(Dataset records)
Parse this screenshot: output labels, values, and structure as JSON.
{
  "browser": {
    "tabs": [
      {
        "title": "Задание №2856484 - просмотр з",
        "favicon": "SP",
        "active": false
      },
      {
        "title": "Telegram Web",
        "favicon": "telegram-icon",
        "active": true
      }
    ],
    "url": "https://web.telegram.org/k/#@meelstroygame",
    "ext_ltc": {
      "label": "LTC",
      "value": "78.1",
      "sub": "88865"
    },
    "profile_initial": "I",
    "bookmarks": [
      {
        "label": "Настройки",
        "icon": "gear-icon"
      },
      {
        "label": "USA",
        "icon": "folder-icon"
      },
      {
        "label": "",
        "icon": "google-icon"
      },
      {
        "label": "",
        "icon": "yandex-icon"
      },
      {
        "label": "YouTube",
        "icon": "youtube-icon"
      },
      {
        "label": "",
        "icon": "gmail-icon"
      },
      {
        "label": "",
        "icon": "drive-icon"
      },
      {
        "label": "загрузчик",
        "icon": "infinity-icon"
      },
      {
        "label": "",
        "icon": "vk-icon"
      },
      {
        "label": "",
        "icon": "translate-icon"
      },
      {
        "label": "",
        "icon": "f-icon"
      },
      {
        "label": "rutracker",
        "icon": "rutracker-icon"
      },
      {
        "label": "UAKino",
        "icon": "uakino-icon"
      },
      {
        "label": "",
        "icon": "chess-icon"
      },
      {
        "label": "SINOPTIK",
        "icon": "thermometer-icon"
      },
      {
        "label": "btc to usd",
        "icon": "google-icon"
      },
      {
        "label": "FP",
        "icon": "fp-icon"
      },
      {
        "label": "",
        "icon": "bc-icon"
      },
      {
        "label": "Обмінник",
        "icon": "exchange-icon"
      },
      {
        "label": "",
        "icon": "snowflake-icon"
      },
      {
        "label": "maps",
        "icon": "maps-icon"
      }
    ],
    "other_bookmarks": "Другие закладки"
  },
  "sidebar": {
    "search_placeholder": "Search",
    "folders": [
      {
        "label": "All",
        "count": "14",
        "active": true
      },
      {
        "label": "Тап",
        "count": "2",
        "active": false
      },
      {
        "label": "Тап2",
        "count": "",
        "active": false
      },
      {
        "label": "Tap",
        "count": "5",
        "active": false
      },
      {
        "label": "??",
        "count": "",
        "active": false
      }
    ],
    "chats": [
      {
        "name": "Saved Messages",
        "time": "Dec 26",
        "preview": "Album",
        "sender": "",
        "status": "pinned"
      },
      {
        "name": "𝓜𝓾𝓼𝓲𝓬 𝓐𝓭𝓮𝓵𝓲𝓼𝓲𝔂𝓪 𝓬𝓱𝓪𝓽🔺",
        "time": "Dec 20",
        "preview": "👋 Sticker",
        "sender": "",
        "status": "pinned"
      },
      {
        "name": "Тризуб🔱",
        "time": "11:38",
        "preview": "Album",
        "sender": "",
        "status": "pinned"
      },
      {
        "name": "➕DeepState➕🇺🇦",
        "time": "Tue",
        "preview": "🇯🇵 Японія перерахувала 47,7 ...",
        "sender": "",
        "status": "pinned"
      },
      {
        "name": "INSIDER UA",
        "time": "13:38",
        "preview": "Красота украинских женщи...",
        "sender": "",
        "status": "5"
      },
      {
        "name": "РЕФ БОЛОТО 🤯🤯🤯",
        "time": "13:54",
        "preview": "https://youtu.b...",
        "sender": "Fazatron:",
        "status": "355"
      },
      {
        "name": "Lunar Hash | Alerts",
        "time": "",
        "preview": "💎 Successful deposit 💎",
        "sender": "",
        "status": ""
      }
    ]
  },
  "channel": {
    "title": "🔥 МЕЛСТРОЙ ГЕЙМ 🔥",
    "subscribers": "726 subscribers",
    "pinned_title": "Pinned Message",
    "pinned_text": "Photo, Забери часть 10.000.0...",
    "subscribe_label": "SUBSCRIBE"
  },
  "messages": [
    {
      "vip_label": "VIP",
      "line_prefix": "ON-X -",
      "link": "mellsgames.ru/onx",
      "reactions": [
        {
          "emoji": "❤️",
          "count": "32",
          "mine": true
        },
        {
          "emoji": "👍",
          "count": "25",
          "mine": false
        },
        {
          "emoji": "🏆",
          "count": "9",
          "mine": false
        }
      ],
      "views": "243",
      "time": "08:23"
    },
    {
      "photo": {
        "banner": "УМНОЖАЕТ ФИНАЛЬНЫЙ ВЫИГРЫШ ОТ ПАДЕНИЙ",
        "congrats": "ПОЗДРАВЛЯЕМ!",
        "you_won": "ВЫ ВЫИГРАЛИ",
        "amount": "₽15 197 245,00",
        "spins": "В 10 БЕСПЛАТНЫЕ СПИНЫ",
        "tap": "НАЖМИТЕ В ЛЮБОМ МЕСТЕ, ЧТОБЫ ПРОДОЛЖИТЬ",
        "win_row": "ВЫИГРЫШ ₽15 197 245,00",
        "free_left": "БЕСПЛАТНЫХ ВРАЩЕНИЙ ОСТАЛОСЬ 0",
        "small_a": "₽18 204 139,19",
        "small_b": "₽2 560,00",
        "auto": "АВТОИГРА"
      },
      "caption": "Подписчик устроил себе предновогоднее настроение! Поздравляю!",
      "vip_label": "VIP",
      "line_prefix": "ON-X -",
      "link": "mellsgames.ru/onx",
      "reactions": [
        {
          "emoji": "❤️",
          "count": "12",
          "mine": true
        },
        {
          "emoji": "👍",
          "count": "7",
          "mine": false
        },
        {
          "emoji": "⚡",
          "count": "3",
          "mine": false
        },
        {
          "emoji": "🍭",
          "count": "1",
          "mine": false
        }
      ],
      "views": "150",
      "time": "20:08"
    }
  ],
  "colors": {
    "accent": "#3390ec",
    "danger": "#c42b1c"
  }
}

*WHAT YOU WILL DO*. Please reproduce all of the entries exactly as they stand.

*EXPECTED ANSWER*.
Parse this screenshot: output labels, values, and structure as JSON.
{
  "browser": {
    "tabs": [
      {
        "title": "Задание №2856484 - просмотр з",
        "favicon": "SP",
        "active": false
      },
      {
        "title": "Telegram Web",
        "favicon": "telegram-icon",
        "active": true
      }
    ],
    "url": "https://web.telegram.org/k/#@meelstroygame",
    "ext_ltc": {
      "label": "LTC",
      "value": "78.1",
      "sub": "88865"
    },
    "profile_initial": "I",
    "bookmarks": [
      {
        "label": "Настройки",
        "icon": "gear-icon"
      },
      {
        "label": "USA",
        "icon": "folder-icon"
      },
      {
        "label": "",
        "icon": "google-icon"
      },
      {
        "label": "",
        "icon": "yandex-icon"
      },
      {
        "label": "YouTube",
        "icon": "youtube-icon"
      },
      {
        "label": "",
        "icon": "gmail-icon"
      },
      {
        "label": "",
        "icon": "drive-icon"
      },
      {
        "label": "загрузчик",
        "icon": "infinity-icon"
      },
      {
        "label": "",
        "icon": "vk-icon"
      },
      {
        "label": "",
        "icon": "translate-icon"
      },
      {
        "label": "",
        "icon": "f-icon"
      },
      {
        "label": "rutracker",
        "icon": "rutracker-icon"
      },
      {
        "label": "UAKino",
        "icon": "uakino-icon"
      },
      {
        "label": "",
        "icon": "chess-icon"
      },
      {
        "label": "SINOPTIK",
        "icon": "thermometer-icon"
      },
      {
        "label": "btc to usd",
        "icon": "google-icon"
      },
      {
        "label": "FP",
        "icon": "fp-icon"
      },
      {
        "label": "",
        "icon": "bc-icon"
      },
      {
        "label": "Обмінник",
        "icon": "exchange-icon"
      },
      {
        "label": "",
        "icon": "snowflake-icon"
      },
      {
        "label": "maps",
        "icon": "maps-icon"
      }
    ],
    "other_bookmarks": "Другие закладки"
  },
  "sidebar": {
    "search_placeholder": "Search",
    "folders": [
      {
        "label": "All",
        "count": "14",
        "active": true
      },
      {
        "label": "Тап",
        "count": "2",
        "active": false
      },
      {
        "label": "Тап2",
        "count": "",
        "active": false
      },
      {
        "label": "Tap",
        "count": "5",
        "active": false
      },
      {
        "label": "??",
        "count": "",
        "active": false
      }
    ],
    "chats": [
      {
        "name": "Saved Messages",
        "time": "Dec 26",
        "preview": "Album",
        "sender": "",
        "status": "pinned"
      },
      {
        "name": "𝓜𝓾𝓼𝓲𝓬 𝓐𝓭𝓮𝓵𝓲𝓼𝓲𝔂𝓪 𝓬𝓱𝓪𝓽🔺",
        "time": "Dec 20",
        "preview": "👋 Sticker",
        "sender": "",
        "status": "pinned"
      },
      {
        "name": "Тризуб🔱",
        "time": "11:38",
        "preview": "Album",
        "sender": "",
        "status": "pinned"
      },
      {
        "name": "➕DeepState➕🇺🇦",
        "time": "Tue",
        "preview": "🇯🇵 Японія перерахувала 47,7 ...",
        "sender": "",
        "status": "pinned"
      },
      {
        "name": "INSIDER UA",
        "time": "13:38",
        "preview": "Красота украинских женщи...",
        "sender": "",
        "status": "5"
      },
      {
        "name": "РЕФ БОЛОТО 🤯🤯🤯",
        "time": "13:54",
        "preview": "https://youtu.b...",
        "sender": "Fazatron:",
        "status": "355"
      },
      {
        "name": "Lunar Hash | Alerts",
        "time": "",
        "preview": "💎 Successful deposit 💎",
        "sender": "",
        "status": ""
      }
    ]
  },
  "channel": {
    "title": "🔥 МЕЛСТРОЙ ГЕЙМ 🔥",
    "subscribers": "726 subscribers",
    "pinned_title": "Pinned Message",
    "pinned_text": "Photo, Забери часть 10.000.0...",
    "subscribe_label": "SUBSCRIBE"
  },
  "messages": [
    {
      "vip_label": "VIP",
      "line_prefix": "ON-X -",
      "link": "mellsgames.ru/onx",
      "reactions": [
        {
          "emoji": "❤️",
          "count": "32",
          "mine": true
        },
        {
          "emoji": "👍",
          "count": "25",
          "mine": false
        },
        {
          "emoji": "🏆",
          "count": "9",
          "mine": false
        }
      ],
      "views": "243",
      "time": "08:23"
    },
    {
      "photo": {
        "banner": "УМНОЖАЕТ ФИНАЛЬНЫЙ ВЫИГРЫШ ОТ ПАДЕНИЙ",
        "congrats": "ПОЗДРАВЛЯЕМ!",
        "you_won": "ВЫ ВЫИГРАЛИ",
        "amount": "₽15 197 245,00",
        "spins": "В 10 БЕСПЛАТНЫЕ СПИНЫ",
        "tap": "НАЖМИТЕ В ЛЮБОМ МЕСТЕ, ЧТОБЫ ПРОДОЛЖИТЬ",
        "win_row": "ВЫИГРЫШ ₽15 197 245,00",
        "free_left": "БЕСПЛАТНЫХ ВРАЩЕНИЙ ОСТАЛОСЬ 0",
        "small_a": "₽18 204 139,19",
        "small_b": "₽2 560,00",
        "auto": "АВТОИГРА"
      },
      "caption": "Подписчик устроил себе предновогоднее настроение! Поздравляю!",
      "vip_label": "VIP",
      "line_prefix": "ON-X -",
      "link": "mellsgames.ru/onx",
      "reactions": [
        {
          "emoji": "❤️",
          "count": "12",
          "mine": true
        },
        {
          "emoji": "👍",
          "count": "7",
          "mine": false
        },
        {
          "emoji": "⚡",
          "count": "3",
          "mine": false
        },
        {
          "emoji": "🍭",
          "count": "1",
          "mine": false
        }
      ],
      "views": "150",
      "time": "20:08"
    }
  ],
  "colors": {
    "accent": "#3390ec",
    "danger": "#c42b1c"
  }
}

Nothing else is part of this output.